EXERCISE DIRECTIONS: Scan the lines below for the string "speed" and copy every one that has it.

Data entries for graphics:
******************************
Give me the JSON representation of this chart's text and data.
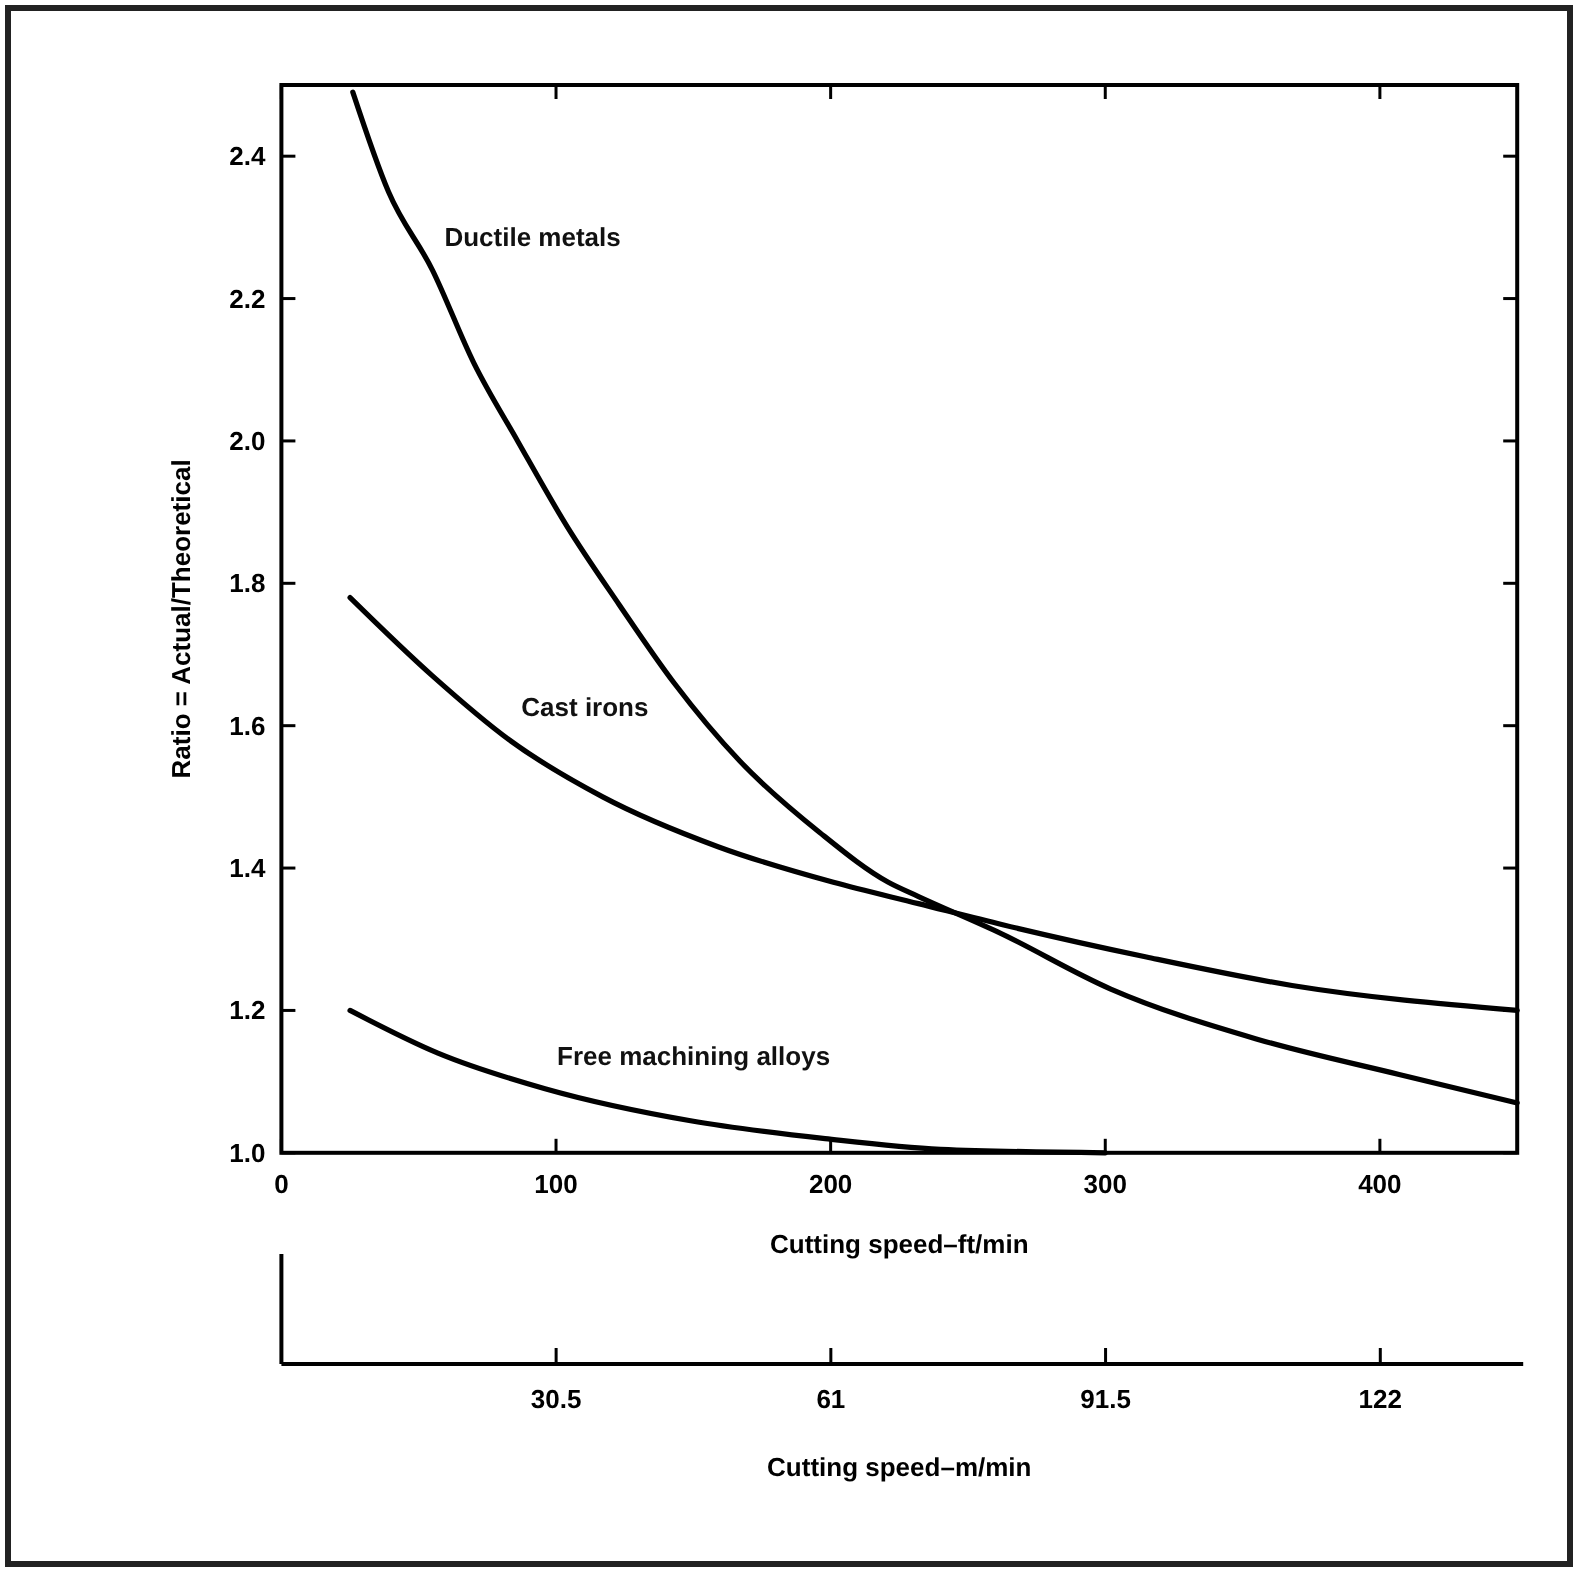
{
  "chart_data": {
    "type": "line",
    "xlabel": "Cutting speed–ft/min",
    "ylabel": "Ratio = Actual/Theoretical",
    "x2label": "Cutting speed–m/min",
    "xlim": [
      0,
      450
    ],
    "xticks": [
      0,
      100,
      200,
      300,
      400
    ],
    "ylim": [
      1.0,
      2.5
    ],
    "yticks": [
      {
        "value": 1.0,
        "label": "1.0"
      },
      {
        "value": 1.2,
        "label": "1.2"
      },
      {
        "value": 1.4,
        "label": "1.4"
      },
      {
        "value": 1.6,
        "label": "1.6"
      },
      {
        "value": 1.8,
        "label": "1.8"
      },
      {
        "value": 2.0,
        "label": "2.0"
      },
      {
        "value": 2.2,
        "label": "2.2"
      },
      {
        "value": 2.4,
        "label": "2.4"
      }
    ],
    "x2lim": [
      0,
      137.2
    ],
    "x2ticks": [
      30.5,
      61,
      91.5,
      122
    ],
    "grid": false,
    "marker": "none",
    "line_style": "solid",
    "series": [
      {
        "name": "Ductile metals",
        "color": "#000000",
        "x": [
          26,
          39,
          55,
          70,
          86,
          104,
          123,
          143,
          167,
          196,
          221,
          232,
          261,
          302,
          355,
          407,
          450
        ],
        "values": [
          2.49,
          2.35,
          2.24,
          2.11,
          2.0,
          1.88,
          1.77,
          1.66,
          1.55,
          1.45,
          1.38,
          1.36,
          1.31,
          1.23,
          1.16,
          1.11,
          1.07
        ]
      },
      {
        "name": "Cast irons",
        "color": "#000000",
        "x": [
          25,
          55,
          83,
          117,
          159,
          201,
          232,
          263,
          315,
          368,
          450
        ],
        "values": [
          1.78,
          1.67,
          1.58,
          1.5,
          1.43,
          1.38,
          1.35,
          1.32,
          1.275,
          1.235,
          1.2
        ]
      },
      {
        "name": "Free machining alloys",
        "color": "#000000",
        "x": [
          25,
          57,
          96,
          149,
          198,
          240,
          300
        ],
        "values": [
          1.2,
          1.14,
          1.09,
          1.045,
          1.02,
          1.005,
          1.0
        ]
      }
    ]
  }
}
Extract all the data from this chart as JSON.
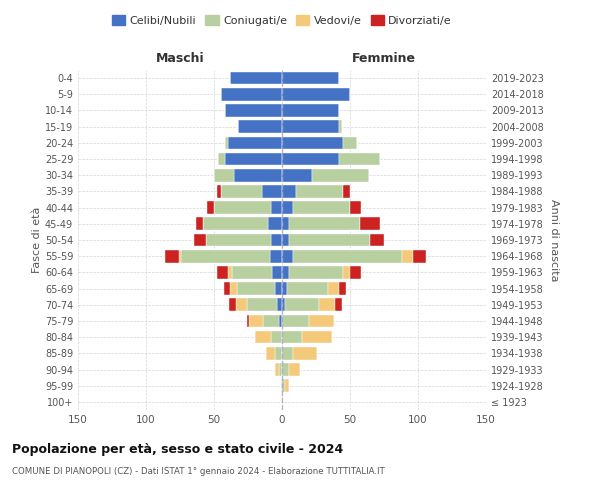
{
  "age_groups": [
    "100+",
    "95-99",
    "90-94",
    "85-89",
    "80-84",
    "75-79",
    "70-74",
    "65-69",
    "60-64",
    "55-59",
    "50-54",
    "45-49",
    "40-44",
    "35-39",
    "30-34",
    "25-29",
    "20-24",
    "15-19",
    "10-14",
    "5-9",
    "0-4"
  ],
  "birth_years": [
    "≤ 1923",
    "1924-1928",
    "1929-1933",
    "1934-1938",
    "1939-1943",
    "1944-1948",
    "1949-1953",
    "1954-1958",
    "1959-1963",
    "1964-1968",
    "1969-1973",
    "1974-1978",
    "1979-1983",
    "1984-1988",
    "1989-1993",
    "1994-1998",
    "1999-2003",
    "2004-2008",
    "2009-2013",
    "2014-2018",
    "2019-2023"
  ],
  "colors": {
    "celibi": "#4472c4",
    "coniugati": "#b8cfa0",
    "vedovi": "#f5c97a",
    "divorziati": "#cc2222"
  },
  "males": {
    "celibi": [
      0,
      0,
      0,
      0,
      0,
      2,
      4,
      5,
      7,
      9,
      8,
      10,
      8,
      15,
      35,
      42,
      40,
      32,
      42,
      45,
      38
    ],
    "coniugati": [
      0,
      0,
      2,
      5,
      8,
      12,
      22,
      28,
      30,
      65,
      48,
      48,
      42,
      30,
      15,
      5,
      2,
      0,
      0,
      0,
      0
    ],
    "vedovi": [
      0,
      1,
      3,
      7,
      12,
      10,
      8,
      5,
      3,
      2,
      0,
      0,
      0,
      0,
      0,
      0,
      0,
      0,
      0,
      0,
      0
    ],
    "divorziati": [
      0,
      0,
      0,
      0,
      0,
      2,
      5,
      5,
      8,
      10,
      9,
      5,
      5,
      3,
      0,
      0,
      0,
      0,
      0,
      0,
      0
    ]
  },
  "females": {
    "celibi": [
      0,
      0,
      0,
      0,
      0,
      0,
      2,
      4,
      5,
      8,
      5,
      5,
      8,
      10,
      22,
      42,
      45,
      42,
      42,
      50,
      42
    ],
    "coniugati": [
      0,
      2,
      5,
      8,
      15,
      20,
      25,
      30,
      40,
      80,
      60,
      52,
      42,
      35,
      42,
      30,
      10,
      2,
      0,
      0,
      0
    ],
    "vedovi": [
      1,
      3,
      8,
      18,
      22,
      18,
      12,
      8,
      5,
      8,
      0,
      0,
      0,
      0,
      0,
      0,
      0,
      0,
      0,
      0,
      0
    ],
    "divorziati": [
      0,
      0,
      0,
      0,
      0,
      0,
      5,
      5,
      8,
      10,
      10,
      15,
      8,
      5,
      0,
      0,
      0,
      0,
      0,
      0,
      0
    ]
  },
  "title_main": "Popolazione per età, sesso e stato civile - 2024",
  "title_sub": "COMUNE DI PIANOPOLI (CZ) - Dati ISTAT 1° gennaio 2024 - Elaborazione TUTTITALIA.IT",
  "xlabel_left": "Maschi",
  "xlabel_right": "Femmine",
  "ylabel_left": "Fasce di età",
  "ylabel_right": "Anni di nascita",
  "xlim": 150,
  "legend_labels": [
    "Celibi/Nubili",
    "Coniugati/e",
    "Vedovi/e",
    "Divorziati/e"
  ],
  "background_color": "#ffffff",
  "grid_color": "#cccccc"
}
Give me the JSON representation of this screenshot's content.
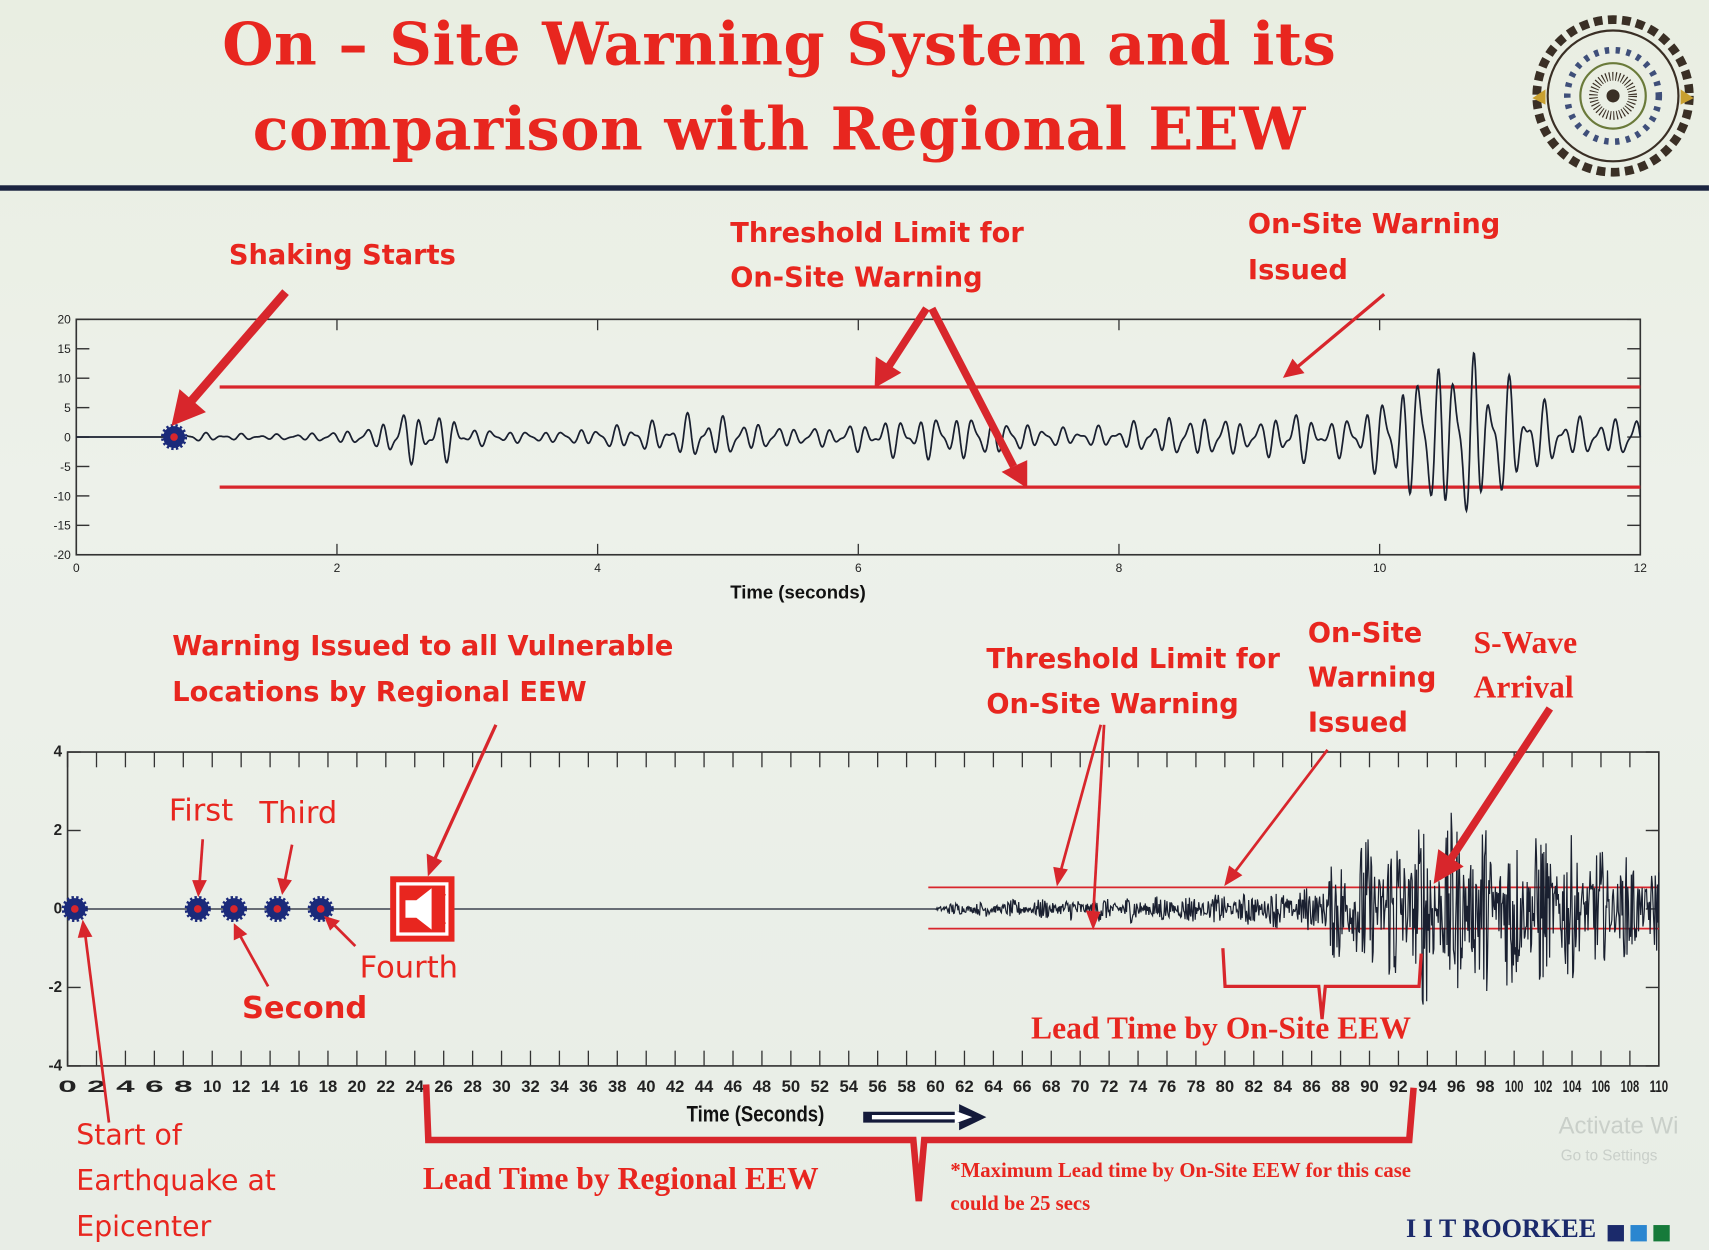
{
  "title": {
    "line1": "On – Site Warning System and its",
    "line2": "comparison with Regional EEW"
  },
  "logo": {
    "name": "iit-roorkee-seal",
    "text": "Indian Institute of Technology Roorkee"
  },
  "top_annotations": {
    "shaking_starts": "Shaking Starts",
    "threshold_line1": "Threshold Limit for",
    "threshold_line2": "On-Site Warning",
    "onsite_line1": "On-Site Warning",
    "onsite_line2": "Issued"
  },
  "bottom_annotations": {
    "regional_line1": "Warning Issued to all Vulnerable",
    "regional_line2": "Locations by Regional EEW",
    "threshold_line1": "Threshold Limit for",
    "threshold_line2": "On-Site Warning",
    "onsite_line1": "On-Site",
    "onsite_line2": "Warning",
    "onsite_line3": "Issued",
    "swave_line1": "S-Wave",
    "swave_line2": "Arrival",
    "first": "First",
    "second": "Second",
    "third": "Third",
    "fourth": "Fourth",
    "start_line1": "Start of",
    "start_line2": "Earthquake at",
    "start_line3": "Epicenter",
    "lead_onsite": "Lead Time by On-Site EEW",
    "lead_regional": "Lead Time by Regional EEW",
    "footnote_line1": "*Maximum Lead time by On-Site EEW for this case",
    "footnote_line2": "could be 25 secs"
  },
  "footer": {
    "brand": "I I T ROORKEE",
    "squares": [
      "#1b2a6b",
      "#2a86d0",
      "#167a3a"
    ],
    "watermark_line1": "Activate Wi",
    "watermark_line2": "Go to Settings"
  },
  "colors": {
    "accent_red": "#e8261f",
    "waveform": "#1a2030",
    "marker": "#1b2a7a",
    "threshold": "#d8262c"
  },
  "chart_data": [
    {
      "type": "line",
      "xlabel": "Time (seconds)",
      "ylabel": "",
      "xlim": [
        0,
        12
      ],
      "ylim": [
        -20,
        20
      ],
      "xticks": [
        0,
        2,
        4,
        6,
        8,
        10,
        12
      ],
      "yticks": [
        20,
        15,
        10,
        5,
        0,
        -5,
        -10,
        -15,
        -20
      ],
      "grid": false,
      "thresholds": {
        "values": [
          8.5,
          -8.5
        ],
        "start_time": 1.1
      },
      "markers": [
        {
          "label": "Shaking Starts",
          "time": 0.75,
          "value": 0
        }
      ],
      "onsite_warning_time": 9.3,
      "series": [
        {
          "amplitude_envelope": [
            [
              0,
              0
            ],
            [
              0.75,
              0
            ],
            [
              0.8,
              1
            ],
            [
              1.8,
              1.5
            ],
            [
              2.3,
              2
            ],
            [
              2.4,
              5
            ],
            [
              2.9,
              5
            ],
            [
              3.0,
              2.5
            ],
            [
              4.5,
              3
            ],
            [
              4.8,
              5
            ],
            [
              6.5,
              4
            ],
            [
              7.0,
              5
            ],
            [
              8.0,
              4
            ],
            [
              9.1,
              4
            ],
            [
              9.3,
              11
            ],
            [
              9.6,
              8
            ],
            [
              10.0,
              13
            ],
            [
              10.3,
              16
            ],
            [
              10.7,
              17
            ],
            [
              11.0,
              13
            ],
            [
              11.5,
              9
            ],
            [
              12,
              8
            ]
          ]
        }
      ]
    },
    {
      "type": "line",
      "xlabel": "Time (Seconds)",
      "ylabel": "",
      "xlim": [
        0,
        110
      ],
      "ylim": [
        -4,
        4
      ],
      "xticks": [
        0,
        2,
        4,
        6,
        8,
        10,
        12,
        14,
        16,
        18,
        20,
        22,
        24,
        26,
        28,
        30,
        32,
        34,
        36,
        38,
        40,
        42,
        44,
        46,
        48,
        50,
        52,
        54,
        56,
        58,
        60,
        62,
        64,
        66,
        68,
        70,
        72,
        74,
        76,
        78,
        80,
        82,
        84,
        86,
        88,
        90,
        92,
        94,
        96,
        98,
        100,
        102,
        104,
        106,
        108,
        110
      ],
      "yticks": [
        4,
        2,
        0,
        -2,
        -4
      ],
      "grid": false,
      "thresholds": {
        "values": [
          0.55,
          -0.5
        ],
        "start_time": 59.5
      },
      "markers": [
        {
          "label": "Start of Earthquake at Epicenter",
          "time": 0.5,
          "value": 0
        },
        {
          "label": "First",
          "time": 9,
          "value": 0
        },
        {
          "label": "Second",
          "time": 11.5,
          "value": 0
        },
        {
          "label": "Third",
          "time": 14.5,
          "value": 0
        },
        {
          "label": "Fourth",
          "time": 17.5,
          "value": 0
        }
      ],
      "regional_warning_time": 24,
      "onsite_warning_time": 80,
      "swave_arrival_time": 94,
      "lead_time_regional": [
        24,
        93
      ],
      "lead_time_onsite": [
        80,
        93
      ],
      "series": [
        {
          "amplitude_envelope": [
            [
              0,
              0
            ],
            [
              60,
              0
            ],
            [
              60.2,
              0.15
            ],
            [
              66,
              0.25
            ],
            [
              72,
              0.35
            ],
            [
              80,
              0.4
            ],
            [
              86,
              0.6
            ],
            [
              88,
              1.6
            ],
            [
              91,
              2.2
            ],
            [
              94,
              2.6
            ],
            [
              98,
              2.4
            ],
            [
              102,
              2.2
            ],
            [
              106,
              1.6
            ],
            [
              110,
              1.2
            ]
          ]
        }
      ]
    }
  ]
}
******************************
SOLUTION TO THE PROBLEM:
    "xlabel": "Cutting speed–ft/min",
    "x2label": "Cutting speed–m/min",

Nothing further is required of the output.